# What the task asks:
Look through the listing for the word "object". Copy each line that has it.

# Data supplied:
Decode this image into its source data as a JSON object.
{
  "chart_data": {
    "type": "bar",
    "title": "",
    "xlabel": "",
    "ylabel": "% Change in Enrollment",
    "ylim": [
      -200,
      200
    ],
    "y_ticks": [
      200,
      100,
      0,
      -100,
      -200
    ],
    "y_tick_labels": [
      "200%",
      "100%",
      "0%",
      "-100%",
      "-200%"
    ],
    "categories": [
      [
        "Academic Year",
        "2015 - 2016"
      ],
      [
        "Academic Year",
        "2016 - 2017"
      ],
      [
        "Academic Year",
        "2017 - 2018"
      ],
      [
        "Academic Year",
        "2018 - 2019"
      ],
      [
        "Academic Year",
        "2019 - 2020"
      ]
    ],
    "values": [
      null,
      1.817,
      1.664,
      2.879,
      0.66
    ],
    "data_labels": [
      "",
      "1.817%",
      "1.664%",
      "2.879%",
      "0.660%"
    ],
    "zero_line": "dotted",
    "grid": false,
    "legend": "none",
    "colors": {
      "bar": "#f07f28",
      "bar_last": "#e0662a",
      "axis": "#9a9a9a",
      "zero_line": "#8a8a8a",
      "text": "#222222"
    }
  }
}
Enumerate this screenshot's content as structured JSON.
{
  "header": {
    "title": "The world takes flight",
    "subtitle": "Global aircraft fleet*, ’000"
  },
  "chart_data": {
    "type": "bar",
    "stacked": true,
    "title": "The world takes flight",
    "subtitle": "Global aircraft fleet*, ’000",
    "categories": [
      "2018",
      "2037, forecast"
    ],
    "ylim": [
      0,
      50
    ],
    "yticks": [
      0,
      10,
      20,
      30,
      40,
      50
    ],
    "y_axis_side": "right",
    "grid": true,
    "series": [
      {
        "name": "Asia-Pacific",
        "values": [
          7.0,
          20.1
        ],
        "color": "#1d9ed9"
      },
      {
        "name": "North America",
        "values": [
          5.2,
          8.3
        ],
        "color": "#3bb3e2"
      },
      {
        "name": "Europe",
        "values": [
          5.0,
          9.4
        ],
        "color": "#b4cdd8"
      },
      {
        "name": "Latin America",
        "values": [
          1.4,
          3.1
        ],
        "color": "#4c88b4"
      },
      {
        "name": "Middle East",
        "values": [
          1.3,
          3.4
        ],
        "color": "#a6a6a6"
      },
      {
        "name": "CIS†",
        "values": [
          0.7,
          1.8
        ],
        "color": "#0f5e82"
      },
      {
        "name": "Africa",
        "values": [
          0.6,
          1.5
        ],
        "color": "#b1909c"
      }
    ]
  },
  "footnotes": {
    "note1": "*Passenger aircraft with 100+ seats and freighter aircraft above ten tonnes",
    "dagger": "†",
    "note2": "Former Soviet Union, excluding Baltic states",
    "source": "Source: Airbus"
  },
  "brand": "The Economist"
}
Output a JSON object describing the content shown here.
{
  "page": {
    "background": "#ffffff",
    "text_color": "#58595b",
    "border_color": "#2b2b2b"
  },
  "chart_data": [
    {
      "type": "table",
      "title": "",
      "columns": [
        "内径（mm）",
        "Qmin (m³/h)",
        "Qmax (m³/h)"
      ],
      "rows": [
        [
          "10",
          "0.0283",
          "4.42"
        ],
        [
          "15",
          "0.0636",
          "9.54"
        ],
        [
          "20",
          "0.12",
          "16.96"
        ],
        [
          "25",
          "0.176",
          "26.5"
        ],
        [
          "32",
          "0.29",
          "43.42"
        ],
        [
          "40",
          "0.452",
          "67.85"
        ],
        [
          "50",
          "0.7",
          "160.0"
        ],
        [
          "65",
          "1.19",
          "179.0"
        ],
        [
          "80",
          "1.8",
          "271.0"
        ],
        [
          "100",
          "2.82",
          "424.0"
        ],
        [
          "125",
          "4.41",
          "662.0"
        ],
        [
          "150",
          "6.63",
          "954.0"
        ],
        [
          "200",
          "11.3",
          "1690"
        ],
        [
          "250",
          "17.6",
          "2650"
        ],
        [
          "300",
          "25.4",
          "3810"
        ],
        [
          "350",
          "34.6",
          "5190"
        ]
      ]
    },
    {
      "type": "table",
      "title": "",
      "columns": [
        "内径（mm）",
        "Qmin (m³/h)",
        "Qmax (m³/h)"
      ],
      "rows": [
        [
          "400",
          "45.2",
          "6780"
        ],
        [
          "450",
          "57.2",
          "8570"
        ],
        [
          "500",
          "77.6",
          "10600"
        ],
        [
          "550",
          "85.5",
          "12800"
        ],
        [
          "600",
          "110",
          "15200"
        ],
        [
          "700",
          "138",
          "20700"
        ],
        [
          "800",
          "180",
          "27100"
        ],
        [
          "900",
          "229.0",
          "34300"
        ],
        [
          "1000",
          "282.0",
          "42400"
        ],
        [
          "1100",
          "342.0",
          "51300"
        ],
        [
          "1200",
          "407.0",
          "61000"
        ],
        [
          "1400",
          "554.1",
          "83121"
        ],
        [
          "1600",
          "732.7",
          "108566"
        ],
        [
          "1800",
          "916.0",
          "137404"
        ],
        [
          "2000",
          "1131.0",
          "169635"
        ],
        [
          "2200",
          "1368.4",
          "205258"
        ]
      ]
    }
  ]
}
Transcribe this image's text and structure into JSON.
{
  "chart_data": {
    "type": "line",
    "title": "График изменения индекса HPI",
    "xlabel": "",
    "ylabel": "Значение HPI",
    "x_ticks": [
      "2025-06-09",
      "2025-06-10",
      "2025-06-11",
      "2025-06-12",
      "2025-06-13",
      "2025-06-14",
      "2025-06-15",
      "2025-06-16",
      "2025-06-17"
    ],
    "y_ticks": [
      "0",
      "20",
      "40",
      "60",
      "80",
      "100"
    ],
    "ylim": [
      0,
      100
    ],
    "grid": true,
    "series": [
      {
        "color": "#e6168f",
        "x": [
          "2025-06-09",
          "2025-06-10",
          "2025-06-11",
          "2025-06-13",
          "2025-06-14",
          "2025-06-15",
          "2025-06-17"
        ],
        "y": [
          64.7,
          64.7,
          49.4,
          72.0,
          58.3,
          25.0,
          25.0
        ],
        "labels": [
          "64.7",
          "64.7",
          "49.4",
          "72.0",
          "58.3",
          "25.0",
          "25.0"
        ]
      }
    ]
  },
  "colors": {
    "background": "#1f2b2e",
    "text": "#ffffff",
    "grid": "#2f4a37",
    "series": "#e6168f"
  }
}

# Response to the task:
Decode this image into its source data as a JSON object.
Output a JSON object describing the content shown here.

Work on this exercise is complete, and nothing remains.